*WHAT YOU NEED TO DO*: Say the number of lines containing the string "lugar", and say nothing else.

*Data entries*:
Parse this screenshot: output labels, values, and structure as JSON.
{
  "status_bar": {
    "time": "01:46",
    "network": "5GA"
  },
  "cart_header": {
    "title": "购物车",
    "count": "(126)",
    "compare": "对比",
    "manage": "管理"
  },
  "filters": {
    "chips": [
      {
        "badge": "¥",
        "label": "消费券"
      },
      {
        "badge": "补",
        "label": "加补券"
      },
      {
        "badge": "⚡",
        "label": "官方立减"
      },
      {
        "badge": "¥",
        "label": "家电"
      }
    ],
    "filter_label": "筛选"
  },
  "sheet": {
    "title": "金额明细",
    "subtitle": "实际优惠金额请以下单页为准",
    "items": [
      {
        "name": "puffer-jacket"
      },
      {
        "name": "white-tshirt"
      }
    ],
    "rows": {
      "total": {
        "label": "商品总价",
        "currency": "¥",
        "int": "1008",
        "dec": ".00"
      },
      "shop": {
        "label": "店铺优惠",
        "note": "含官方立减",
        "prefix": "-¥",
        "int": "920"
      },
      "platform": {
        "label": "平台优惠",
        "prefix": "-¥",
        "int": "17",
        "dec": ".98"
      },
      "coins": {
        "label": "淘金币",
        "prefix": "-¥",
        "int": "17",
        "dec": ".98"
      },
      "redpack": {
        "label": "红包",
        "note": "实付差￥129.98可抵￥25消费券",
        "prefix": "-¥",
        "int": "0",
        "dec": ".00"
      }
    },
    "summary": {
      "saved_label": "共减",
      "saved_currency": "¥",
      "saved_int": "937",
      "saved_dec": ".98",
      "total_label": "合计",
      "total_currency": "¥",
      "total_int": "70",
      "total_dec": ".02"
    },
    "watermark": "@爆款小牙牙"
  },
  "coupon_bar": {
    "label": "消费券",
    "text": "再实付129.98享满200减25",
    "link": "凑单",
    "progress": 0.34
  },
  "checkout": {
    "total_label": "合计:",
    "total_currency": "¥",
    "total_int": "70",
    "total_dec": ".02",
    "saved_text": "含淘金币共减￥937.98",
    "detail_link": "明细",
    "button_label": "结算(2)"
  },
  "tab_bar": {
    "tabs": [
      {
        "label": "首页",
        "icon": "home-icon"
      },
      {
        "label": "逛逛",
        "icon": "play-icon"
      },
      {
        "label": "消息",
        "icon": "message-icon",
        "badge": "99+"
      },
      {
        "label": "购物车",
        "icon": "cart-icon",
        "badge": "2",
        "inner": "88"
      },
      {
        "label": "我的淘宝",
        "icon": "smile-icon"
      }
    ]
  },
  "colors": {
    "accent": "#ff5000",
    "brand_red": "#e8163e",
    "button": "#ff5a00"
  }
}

...

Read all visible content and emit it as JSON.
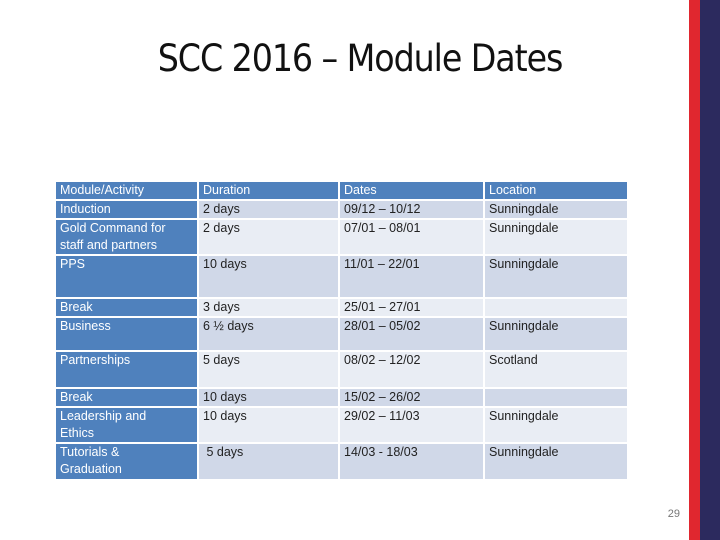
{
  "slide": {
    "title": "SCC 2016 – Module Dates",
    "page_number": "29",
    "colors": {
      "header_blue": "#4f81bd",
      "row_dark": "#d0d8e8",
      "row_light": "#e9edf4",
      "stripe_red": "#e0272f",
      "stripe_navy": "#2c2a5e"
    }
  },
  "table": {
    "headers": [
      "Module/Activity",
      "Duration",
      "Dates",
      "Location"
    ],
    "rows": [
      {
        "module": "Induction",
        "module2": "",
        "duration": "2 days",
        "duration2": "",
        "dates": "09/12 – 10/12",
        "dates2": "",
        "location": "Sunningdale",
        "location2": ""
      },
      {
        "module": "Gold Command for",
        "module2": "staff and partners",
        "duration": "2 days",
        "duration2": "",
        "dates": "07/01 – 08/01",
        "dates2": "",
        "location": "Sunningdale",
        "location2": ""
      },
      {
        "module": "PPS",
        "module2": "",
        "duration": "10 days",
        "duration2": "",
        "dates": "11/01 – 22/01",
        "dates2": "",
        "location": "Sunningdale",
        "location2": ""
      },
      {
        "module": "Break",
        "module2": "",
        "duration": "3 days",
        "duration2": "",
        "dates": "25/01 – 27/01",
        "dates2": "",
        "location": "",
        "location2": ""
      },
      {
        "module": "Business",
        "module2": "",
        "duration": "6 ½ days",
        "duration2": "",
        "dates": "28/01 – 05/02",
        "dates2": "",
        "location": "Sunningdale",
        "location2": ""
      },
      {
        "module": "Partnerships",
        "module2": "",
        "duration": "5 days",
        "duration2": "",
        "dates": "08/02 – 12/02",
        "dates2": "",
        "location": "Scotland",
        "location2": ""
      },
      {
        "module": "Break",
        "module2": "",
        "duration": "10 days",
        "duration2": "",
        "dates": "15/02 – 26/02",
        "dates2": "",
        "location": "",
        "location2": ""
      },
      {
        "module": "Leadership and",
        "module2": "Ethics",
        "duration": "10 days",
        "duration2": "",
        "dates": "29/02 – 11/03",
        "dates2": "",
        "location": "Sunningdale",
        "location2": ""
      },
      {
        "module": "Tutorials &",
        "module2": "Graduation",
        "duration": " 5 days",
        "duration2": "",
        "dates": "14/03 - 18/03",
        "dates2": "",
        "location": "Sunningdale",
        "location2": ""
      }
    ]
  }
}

...

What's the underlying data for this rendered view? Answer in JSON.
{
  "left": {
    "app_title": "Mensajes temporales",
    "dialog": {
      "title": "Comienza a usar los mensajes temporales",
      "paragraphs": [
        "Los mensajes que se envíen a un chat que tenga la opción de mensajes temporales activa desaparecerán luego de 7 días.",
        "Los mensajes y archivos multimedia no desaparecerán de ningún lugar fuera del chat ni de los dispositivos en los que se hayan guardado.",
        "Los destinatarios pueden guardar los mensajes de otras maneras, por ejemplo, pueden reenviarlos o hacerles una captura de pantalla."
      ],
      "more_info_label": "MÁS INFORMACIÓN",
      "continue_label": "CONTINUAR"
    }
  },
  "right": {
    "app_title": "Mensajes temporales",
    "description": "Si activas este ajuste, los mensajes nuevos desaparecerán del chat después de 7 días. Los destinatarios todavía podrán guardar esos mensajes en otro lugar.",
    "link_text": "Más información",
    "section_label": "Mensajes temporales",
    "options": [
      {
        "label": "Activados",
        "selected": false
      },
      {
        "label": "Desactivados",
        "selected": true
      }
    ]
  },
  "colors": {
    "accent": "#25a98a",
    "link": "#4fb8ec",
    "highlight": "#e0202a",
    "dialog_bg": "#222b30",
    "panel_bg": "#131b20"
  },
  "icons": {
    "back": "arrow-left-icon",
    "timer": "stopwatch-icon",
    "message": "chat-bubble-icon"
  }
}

*TASK SOLUTION*: 2